Pull every line that holds the word "this" from the entries.

(Stored items)
● ● ● ● ● ● ●

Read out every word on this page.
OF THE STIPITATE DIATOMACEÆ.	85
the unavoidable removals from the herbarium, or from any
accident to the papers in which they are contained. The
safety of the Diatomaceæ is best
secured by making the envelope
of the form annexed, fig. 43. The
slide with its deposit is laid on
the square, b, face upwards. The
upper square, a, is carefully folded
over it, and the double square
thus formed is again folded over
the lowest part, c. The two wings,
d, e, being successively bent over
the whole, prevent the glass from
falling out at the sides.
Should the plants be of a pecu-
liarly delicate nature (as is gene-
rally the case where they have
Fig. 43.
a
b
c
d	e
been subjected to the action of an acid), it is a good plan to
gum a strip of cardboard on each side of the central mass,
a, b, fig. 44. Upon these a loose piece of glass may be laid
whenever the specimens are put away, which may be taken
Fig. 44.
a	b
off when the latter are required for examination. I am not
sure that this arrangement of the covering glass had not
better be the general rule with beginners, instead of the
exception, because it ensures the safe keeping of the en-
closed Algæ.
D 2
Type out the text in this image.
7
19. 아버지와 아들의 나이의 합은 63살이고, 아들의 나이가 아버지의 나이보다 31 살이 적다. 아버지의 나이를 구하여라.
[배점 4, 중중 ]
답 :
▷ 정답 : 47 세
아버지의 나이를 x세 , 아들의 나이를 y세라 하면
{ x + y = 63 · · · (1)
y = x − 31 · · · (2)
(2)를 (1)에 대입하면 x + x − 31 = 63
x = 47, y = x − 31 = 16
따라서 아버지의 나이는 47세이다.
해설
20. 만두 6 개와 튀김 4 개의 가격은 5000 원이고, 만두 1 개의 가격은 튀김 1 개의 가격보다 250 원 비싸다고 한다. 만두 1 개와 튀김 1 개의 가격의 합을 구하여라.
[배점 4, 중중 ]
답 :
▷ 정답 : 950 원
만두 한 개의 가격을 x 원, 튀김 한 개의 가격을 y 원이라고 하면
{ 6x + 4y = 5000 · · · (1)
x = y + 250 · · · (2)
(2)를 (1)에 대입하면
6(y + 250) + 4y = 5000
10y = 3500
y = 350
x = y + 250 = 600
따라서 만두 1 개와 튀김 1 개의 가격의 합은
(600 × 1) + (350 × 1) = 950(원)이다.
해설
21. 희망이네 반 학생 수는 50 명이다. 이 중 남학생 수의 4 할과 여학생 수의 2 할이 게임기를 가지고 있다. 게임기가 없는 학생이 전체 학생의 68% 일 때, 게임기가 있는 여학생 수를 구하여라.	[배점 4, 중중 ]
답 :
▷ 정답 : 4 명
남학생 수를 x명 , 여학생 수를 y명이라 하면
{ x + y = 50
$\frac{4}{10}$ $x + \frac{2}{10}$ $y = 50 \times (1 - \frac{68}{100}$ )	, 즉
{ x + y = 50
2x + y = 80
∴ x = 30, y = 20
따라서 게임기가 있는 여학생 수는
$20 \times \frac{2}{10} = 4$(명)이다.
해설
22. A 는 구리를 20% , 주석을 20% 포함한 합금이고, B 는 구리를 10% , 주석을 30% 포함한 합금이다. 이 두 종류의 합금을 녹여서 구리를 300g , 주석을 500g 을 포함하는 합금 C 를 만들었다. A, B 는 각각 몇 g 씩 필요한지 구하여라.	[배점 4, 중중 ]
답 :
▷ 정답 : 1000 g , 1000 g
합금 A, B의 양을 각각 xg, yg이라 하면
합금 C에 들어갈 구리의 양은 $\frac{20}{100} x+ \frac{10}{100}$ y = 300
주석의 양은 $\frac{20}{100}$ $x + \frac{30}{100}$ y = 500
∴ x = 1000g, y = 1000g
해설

● ● ● ● ● ● ●

▶ Correct response:
Read out every word on this page.
sure that this arrangement of the covering glass had not
Type out the text in this image.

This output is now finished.